- **Set task**
Reproduce the records that follow in full, excluding any picture they contain.

- **Working data**
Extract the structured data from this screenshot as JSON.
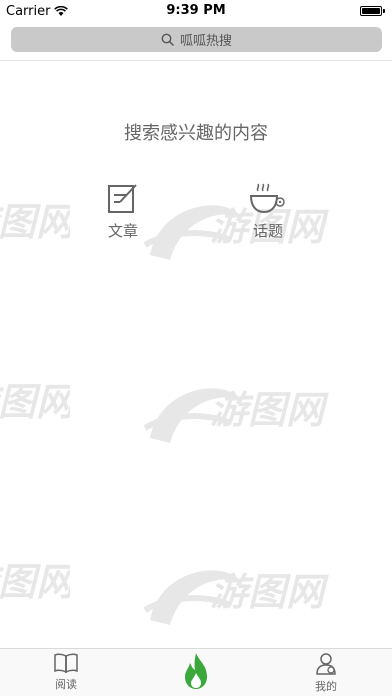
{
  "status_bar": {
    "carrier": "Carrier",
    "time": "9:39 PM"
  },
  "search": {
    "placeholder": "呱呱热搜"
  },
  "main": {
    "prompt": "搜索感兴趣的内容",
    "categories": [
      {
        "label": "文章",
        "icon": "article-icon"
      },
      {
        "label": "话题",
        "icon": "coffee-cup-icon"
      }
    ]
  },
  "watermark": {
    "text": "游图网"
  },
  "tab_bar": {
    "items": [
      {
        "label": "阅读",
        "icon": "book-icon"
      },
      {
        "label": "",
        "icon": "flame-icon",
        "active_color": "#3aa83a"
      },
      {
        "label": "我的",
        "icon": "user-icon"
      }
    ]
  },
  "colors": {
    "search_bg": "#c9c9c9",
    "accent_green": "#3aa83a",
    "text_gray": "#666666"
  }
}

- **Solved exercise**
Extract the structured data from this screenshot as JSON.
{
  "status_bar": {
    "carrier": "Carrier",
    "time": "9:39 PM"
  },
  "search": {
    "placeholder": "呱呱热搜"
  },
  "main": {
    "prompt": "搜索感兴趣的内容",
    "categories": [
      {
        "label": "文章",
        "icon": "article-icon"
      },
      {
        "label": "话题",
        "icon": "coffee-cup-icon"
      }
    ]
  },
  "watermark": {
    "text": "游图网"
  },
  "tab_bar": {
    "items": [
      {
        "label": "阅读",
        "icon": "book-icon"
      },
      {
        "label": "",
        "icon": "flame-icon",
        "active_color": "#3aa83a"
      },
      {
        "label": "我的",
        "icon": "user-icon"
      }
    ]
  },
  "colors": {
    "search_bg": "#c9c9c9",
    "accent_green": "#3aa83a",
    "text_gray": "#666666"
  }
}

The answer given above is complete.